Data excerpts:
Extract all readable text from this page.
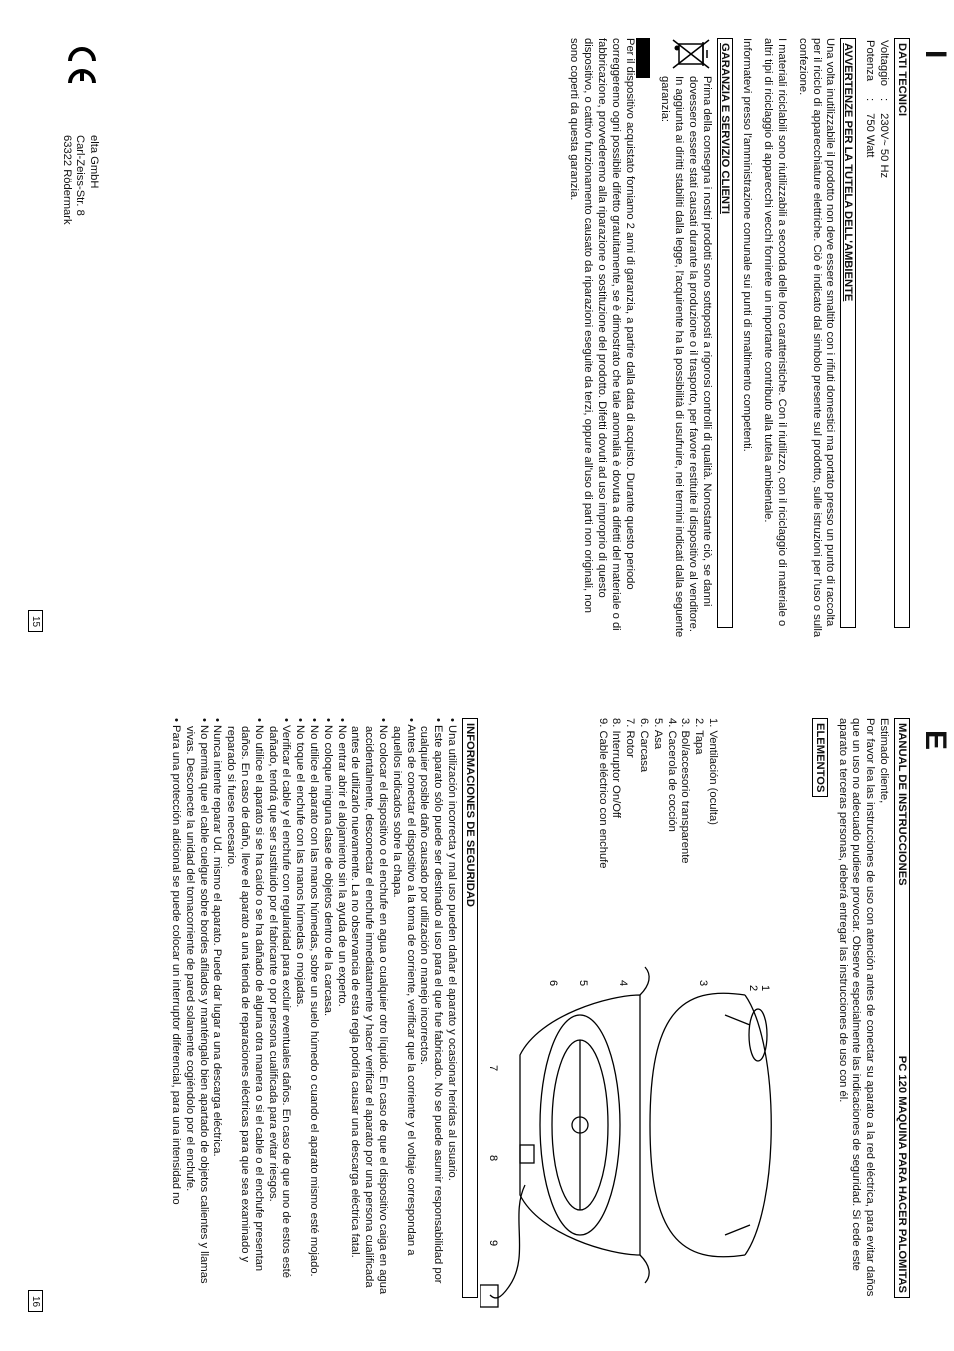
I
DATI TECNICI
Voltaggio	:	230V~ 50 Hz
Potenza	:	750 Watt
AVVERTENZE PER LA TUTELA DELL'AMBIENTE

Una volta inutilizzabile il prodotto non deve essere smaltito con i rifiuti domestici ma portato presso un punto di raccolta per il ricicIo di apparecchiature elettriche. Ciò è indicato dal simbolo presente sul prodotto, sulle istruzioni per l'uso o sulla confezione.

I materiali riciclabili sono riutilizzabili a seconda delle loro caratteristiche. Con il riutilizzo, con il riciclaggio di materiale o altri tipi di riciclaggio di apparecchi vecchi fornirete un importante contributo alla tutela ambientale.

Informatevi presso l'amministrazione comunale sui punti di smaltimento competenti.

GARANZIA E SERVIZIO CLIENTI

Prima della consegna i nostri prodotti sono sottoposti a rigorosi controlli di qualità. Nonostante ciò, se danni dovessero essere stati causati durante la produzione o il trasporto, per favore restituite il dispositivo al venditore. In aggiunta ai diritti stabiliti dalla legge, l'acquirente ha la possibilità di usufruire, nei termini indicati dalla seguente garanzia:

Per il dispositivo acquistato forniamo 2 anni di garanzia, a partire dalla data di acquisto. Durante questo periodo correggeremo ogni possibile difetto gratuitamente, se è dimostrato che tale anomalia è dovuta a difetti del materiale o di fabbricazione, provvederemo alla riparazione o sostituzione del prodotto. Difetti dovuti ad uso improprio di questo dispositivo, o cattivo funzionamento causato da riparazioni eseguite da terzi, oppure all'uso di parti non originali, non sono coperti da questa garanzia.

elta GmbH
Carl-Zeiss-Str. 8
63322 Rödermark
15
E
MANUAL DE INSTRUCCIONES
PC 120 MAQUINA PARA HACER PALOMITAS
Estimado cliente,

Por favor lea las instrucciones de uso con atención antes de conectar su aparato a la red eléctrica, para evitar daños que un uso no adecuado pudiese provocar. Observe especialmente las indicaciones de seguridad. Si cede este aparato a terceras personas, deberá entregar las instrucciones de uso con él.

ELEMENTOS
1. Ventilación (oculta)
2. Tapa
3. Bol/accesorio transparente
4. Cacerola de cocción
5. Asa
6. Carcasa
7. Rotor
8. Interruptor On/Off
9. Cable eléctrico con enchufe
1
2
3
4
5
6
7
8
9
INFORMACIONES DE SEGURIDAD
• Una utilización incorrecta y mal uso pueden dañar el aparato y ocasionar heridas al usuario.
• Este aparato sólo puede ser destinado al uso para el que fue fabricado. No se puede asumir responsabilidad por cualquier posible daño causado por utilización o manejo incorrectos.
• Antes de conectar el dispositivo a la toma de corriente, verificar que la corriente y el voltaje correspondan a aquellos indicados sobre la chapa.
• No colocar el dispositivo o el enchufe en agua o cualquier otro líquido. En caso de que el dispositivo caiga en agua accidentalmente, desconectar el enchufe inmediatamente y hacer verificar el aparato por una persona cualificada antes de utilizarlo nuevamente. La no observancia de esta regla podría causar una descarga eléctrica fatal.
• No entrar abrir el alojamiento sin la ayuda de un experto.
• No coloque ninguna clase de objetos dentro de la carcasa.
• No utilice el aparato con las manos húmedas, sobre un suelo húmedo o cuando el aparato mismo esté mojado.
• No toque el enchufe con las manos húmedas o mojadas.
• Verificar el cable y el enchufe con regularidad para excluir eventuales daños. En caso de que uno de estos esté dañado, tendrá que ser sustituido por el fabricante o por persona cualificada para evitar riesgos.
• No utilice el aparato si se ha caído o se ha dañado de alguna otra manera o si el cable o el enchufe presentan daños. En caso de daño, lleve el aparato a una tienda de reparaciones eléctricas para que sea examinado y reparado si fuese necesario.
• Nunca intente reparar Ud. mismo el aparato. Puede dar lugar a una descarga eléctrica.
• No permita que el cable cuelgue sobre bordes afilados y manténgalo bien apartado de objetos calientes y llamas vivas. Desconecte la unidad del tomacorriente de pared solamente cogiéndolo por el enchufe.
• Para una protección adicional se puede colocar un interruptor diferencial, para una intensidad no
16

Given instruction:
Output the material word for word, omitting its pictures.

Result for this task:
Extract all readable text from this page.
I
DATI TECNICI
Voltaggio	:	230V~ 50 Hz
Potenza	:	750 Watt
AVVERTENZE PER LA TUTELA DELL'AMBIENTE

Una volta inutilizzabile il prodotto non deve essere smaltito con i rifiuti domestici ma portato presso un punto di raccolta per il ricicIo di apparecchiature elettriche. Ciò è indicato dal simbolo presente sul prodotto, sulle istruzioni per l'uso o sulla confezione.

I materiali riciclabili sono riutilizzabili a seconda delle loro caratteristiche. Con il riutilizzo, con il riciclaggio di materiale o altri tipi di riciclaggio di apparecchi vecchi fornirete un importante contributo alla tutela ambientale.

Informatevi presso l'amministrazione comunale sui punti di smaltimento competenti.

GARANZIA E SERVIZIO CLIENTI

Prima della consegna i nostri prodotti sono sottoposti a rigorosi controlli di qualità. Nonostante ciò, se danni dovessero essere stati causati durante la produzione o il trasporto, per favore restituite il dispositivo al venditore. In aggiunta ai diritti stabiliti dalla legge, l'acquirente ha la possibilità di usufruire, nei termini indicati dalla seguente garanzia:

Per il dispositivo acquistato forniamo 2 anni di garanzia, a partire dalla data di acquisto. Durante questo periodo correggeremo ogni possibile difetto gratuitamente, se è dimostrato che tale anomalia è dovuta a difetti del materiale o di fabbricazione, provvederemo alla riparazione o sostituzione del prodotto. Difetti dovuti ad uso improprio di questo dispositivo, o cattivo funzionamento causato da riparazioni eseguite da terzi, oppure all'uso di parti non originali, non sono coperti da questa garanzia.

elta GmbH
Carl-Zeiss-Str. 8
63322 Rödermark
15
E
MANUAL DE INSTRUCCIONES
PC 120 MAQUINA PARA HACER PALOMITAS
Estimado cliente,

Por favor lea las instrucciones de uso con atención antes de conectar su aparato a la red eléctrica, para evitar daños que un uso no adecuado pudiese provocar. Observe especialmente las indicaciones de seguridad. Si cede este aparato a terceras personas, deberá entregar las instrucciones de uso con él.

ELEMENTOS
1. Ventilación (oculta)
2. Tapa
3. Bol/accesorio transparente
4. Cacerola de cocción
5. Asa
6. Carcasa
7. Rotor
8. Interruptor On/Off
9. Cable eléctrico con enchufe
1
2
3
4
5
6
7
8
9
INFORMACIONES DE SEGURIDAD
• Una utilización incorrecta y mal uso pueden dañar el aparato y ocasionar heridas al usuario.
• Este aparato sólo puede ser destinado al uso para el que fue fabricado. No se puede asumir responsabilidad por cualquier posible daño causado por utilización o manejo incorrectos.
• Antes de conectar el dispositivo a la toma de corriente, verificar que la corriente y el voltaje correspondan a aquellos indicados sobre la chapa.
• No colocar el dispositivo o el enchufe en agua o cualquier otro líquido. En caso de que el dispositivo caiga en agua accidentalmente, desconectar el enchufe inmediatamente y hacer verificar el aparato por una persona cualificada antes de utilizarlo nuevamente. La no observancia de esta regla podría causar una descarga eléctrica fatal.
• No entrar abrir el alojamiento sin la ayuda de un experto.
• No coloque ninguna clase de objetos dentro de la carcasa.
• No utilice el aparato con las manos húmedas, sobre un suelo húmedo o cuando el aparato mismo esté mojado.
• No toque el enchufe con las manos húmedas o mojadas.
• Verificar el cable y el enchufe con regularidad para excluir eventuales daños. En caso de que uno de estos esté dañado, tendrá que ser sustituido por el fabricante o por persona cualificada para evitar riesgos.
• No utilice el aparato si se ha caído o se ha dañado de alguna otra manera o si el cable o el enchufe presentan daños. En caso de daño, lleve el aparato a una tienda de reparaciones eléctricas para que sea examinado y reparado si fuese necesario.
• Nunca intente reparar Ud. mismo el aparato. Puede dar lugar a una descarga eléctrica.
• No permita que el cable cuelgue sobre bordes afilados y manténgalo bien apartado de objetos calientes y llamas vivas. Desconecte la unidad del tomacorriente de pared solamente cogiéndolo por el enchufe.
• Para una protección adicional se puede colocar un interruptor diferencial, para una intensidad no
16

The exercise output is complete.